Work to do
Using the data below, copy every line that contains the word "Transcribe".

Extracted data
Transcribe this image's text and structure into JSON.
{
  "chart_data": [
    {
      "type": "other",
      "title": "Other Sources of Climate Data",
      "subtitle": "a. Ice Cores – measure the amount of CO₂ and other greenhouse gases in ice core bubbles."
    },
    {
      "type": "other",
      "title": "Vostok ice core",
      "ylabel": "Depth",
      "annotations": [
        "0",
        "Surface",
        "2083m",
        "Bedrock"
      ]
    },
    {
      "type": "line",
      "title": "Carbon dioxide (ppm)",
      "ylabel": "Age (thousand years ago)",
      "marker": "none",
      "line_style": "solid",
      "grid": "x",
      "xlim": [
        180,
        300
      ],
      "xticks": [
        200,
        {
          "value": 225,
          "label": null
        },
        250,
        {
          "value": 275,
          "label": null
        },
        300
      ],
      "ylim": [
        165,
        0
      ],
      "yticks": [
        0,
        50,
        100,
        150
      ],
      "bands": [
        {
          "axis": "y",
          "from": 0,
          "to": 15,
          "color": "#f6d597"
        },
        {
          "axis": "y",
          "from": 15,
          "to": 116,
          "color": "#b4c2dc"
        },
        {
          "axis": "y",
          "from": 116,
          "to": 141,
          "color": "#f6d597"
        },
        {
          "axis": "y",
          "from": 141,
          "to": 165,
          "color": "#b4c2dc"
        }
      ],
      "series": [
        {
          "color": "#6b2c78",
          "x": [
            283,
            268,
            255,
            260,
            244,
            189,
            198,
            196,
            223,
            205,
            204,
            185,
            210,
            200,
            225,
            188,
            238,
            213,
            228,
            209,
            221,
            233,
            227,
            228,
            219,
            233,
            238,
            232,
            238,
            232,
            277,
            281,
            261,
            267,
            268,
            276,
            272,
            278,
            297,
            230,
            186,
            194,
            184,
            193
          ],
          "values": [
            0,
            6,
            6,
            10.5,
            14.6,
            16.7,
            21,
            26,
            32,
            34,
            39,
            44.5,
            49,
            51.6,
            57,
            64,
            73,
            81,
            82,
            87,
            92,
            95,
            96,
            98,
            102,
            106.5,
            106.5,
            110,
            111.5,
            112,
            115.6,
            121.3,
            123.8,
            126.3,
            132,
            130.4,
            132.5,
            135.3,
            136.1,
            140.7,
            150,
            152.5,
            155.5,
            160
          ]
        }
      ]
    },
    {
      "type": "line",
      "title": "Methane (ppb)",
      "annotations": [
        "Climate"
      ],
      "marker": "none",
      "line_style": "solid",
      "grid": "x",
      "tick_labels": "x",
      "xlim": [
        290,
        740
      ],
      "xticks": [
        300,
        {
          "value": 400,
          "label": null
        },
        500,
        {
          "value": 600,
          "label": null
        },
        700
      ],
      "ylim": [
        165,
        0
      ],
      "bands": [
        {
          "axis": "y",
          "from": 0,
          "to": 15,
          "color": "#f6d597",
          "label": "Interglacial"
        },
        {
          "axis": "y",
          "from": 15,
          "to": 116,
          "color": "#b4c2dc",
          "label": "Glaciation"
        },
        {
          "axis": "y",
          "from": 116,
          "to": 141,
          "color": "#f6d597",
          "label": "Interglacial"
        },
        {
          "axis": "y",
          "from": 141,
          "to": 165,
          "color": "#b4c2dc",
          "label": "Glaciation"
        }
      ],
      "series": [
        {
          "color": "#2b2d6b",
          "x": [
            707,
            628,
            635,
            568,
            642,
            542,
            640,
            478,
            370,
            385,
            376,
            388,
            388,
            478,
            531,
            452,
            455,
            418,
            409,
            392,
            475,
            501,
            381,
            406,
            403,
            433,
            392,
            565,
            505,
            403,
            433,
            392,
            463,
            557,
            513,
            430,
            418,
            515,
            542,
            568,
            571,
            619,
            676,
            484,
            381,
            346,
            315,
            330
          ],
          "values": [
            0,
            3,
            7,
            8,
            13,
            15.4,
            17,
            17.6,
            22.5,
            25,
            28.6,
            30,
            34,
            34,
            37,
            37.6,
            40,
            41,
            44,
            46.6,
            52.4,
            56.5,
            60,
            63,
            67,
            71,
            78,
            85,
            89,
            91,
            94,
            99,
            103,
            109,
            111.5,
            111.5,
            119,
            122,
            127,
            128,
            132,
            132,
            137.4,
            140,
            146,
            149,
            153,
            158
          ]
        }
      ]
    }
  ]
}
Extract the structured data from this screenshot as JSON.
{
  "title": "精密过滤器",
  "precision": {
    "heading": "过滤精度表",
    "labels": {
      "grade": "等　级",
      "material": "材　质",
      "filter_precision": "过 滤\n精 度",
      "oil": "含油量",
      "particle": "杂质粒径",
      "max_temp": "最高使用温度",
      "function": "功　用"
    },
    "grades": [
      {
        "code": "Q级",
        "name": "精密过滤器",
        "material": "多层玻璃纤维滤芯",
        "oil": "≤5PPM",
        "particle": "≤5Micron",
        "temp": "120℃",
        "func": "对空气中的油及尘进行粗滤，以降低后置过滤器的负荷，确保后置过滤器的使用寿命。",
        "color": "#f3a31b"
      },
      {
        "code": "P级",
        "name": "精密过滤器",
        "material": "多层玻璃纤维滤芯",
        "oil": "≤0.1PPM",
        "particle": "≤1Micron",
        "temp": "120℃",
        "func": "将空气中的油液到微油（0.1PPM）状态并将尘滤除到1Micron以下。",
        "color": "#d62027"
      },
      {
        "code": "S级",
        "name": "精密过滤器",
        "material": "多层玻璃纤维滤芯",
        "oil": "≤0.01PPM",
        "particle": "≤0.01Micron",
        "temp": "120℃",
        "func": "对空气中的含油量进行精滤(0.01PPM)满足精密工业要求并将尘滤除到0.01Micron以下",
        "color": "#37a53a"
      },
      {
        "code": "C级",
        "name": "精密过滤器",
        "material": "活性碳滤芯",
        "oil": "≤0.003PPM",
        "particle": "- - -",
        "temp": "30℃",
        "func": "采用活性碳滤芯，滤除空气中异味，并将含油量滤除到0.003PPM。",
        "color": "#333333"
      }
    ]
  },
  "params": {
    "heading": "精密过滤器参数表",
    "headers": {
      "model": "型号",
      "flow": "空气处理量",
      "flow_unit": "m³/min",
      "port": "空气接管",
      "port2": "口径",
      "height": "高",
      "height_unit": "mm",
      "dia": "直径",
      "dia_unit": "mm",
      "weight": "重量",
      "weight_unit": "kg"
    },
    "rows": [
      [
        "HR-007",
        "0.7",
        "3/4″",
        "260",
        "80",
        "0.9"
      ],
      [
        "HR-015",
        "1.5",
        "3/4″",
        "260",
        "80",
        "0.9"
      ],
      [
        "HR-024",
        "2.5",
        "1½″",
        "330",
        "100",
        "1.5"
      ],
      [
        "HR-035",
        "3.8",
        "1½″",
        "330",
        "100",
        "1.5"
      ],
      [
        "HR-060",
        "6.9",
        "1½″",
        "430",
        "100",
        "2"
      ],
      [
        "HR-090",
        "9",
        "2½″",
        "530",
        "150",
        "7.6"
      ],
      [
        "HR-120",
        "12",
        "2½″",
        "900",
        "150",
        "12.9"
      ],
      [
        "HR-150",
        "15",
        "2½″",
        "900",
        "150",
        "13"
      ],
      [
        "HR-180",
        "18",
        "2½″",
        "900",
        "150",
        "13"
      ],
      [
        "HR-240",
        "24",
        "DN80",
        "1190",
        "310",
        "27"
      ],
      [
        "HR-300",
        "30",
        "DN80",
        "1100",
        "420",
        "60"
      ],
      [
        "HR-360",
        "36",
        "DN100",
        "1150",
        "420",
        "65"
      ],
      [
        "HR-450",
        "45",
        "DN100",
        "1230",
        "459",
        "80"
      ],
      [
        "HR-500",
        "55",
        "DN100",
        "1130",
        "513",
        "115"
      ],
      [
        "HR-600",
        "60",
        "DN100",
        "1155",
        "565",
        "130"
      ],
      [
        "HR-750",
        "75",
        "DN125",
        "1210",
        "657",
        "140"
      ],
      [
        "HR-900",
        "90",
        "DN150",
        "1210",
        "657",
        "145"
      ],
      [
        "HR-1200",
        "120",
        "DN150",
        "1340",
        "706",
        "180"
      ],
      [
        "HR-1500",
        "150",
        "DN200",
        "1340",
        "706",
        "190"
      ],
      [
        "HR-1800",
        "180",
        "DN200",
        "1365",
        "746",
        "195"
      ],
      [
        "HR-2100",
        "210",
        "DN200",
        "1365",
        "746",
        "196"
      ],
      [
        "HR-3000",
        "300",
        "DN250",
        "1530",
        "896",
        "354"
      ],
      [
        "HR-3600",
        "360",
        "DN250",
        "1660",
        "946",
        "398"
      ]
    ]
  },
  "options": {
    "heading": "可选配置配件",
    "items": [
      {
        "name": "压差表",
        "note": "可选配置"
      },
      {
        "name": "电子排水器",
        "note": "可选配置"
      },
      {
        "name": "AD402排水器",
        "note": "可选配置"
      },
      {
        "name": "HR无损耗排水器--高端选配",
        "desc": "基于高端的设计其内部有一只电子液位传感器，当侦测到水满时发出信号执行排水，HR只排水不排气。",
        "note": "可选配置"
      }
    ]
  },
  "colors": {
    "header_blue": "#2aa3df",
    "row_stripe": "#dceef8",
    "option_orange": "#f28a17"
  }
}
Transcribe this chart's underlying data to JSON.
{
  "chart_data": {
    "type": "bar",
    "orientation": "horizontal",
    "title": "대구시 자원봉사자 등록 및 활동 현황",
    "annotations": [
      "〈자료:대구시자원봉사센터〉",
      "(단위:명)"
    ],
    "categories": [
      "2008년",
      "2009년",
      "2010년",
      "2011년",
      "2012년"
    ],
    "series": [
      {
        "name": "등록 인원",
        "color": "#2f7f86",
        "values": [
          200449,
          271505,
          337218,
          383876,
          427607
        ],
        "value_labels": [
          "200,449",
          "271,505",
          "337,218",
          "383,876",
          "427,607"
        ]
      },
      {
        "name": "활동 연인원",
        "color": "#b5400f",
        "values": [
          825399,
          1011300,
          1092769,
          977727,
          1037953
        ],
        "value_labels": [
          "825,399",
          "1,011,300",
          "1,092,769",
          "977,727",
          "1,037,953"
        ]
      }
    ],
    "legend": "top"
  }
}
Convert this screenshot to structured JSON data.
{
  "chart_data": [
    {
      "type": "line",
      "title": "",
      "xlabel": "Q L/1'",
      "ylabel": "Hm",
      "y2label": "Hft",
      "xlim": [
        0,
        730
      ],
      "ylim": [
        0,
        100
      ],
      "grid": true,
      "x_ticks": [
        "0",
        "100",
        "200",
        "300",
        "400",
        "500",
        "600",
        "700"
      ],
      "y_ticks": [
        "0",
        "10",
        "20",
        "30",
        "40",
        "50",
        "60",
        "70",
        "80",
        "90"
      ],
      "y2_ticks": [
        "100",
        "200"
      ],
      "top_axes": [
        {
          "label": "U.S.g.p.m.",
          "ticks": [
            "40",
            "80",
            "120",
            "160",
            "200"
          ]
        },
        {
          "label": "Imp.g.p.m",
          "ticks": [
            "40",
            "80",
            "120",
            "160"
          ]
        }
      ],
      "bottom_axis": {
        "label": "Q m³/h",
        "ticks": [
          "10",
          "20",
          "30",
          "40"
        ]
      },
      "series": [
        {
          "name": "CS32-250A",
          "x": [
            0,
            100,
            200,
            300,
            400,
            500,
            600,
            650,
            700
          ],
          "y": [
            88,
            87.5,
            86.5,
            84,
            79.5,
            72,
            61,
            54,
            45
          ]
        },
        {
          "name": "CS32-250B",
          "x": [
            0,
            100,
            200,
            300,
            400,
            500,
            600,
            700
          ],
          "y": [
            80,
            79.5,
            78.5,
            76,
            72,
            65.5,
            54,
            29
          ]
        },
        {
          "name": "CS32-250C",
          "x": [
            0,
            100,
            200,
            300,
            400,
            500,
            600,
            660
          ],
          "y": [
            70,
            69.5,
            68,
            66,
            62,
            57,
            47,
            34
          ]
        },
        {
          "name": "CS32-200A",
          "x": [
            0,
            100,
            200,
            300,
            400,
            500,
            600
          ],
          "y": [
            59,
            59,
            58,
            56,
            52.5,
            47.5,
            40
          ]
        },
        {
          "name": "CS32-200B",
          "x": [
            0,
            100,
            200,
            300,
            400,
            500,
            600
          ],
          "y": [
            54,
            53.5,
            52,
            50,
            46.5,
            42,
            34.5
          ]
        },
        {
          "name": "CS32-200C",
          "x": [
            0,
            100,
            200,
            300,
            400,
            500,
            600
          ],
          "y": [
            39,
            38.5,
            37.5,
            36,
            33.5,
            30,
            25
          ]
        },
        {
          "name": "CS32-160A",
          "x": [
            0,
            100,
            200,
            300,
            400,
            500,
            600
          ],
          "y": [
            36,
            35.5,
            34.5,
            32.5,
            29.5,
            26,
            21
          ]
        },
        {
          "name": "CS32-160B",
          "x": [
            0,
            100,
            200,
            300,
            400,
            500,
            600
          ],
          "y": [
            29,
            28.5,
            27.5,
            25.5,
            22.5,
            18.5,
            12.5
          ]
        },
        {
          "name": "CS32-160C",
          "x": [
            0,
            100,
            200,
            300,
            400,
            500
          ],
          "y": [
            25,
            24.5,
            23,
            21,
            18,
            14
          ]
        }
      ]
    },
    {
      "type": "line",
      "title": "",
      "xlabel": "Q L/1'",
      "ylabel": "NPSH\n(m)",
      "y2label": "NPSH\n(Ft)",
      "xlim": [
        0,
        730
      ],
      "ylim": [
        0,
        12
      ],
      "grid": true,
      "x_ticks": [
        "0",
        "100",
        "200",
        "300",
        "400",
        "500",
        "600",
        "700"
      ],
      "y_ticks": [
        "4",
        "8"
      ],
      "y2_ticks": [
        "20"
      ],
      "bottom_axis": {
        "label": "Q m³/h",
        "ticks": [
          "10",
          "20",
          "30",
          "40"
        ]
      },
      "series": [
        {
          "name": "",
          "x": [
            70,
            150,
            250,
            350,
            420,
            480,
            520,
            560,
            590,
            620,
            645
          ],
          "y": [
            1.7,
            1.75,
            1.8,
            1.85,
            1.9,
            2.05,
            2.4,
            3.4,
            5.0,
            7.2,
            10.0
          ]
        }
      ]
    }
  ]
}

Response to this exercise
Transcribe this image's text and structure into JSON.
Transcribe this chart's underlying data to JSON.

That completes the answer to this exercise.